*Instructions for the task*. Repeat the material exactly as it appears.

***

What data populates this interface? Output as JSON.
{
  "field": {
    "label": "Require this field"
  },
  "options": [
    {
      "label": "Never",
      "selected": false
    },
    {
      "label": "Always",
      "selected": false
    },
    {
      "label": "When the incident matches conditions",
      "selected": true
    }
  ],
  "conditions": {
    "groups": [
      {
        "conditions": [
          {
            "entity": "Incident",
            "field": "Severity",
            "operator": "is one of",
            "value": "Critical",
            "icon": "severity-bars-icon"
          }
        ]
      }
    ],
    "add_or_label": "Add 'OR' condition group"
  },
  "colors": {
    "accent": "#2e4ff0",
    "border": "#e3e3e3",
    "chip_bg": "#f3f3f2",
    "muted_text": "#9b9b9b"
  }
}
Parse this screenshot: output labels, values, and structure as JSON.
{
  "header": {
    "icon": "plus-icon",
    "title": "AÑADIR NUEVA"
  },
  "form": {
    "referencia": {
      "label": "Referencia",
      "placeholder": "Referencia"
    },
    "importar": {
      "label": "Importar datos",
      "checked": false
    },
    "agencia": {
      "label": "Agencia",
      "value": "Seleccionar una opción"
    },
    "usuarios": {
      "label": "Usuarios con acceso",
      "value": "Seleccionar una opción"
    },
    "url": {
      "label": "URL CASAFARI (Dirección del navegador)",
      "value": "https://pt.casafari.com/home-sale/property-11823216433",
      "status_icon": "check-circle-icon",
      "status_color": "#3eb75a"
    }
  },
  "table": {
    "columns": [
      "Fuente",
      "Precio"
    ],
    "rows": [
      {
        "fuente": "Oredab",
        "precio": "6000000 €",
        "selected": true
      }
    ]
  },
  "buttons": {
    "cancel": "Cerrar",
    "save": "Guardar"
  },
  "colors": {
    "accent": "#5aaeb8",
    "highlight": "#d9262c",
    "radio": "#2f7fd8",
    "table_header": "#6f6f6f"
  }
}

***

*Written response*.
What data populates this interface? Output as JSON.
{
  "field": {
    "label": "Require this field"
  },
  "options": [
    {
      "label": "Never",
      "selected": false
    },
    {
      "label": "Always",
      "selected": false
    },
    {
      "label": "When the incident matches conditions",
      "selected": true
    }
  ],
  "conditions": {
    "groups": [
      {
        "conditions": [
          {
            "entity": "Incident",
            "field": "Severity",
            "operator": "is one of",
            "value": "Critical",
            "icon": "severity-bars-icon"
          }
        ]
      }
    ],
    "add_or_label": "Add 'OR' condition group"
  },
  "colors": {
    "accent": "#2e4ff0",
    "border": "#e3e3e3",
    "chip_bg": "#f3f3f2",
    "muted_text": "#9b9b9b"
  }
}
Parse this screenshot: output labels, values, and structure as JSON.
{
  "header": {
    "icon": "plus-icon",
    "title": "AÑADIR NUEVA"
  },
  "form": {
    "referencia": {
      "label": "Referencia",
      "placeholder": "Referencia"
    },
    "importar": {
      "label": "Importar datos",
      "checked": false
    },
    "agencia": {
      "label": "Agencia",
      "value": "Seleccionar una opción"
    },
    "usuarios": {
      "label": "Usuarios con acceso",
      "value": "Seleccionar una opción"
    },
    "url": {
      "label": "URL CASAFARI (Dirección del navegador)",
      "value": "https://pt.casafari.com/home-sale/property-11823216433",
      "status_icon": "check-circle-icon",
      "status_color": "#3eb75a"
    }
  },
  "table": {
    "columns": [
      "Fuente",
      "Precio"
    ],
    "rows": [
      {
        "fuente": "Oredab",
        "precio": "6000000 €",
        "selected": true
      }
    ]
  },
  "buttons": {
    "cancel": "Cerrar",
    "save": "Guardar"
  },
  "colors": {
    "accent": "#5aaeb8",
    "highlight": "#d9262c",
    "radio": "#2f7fd8",
    "table_header": "#6f6f6f"
  }
}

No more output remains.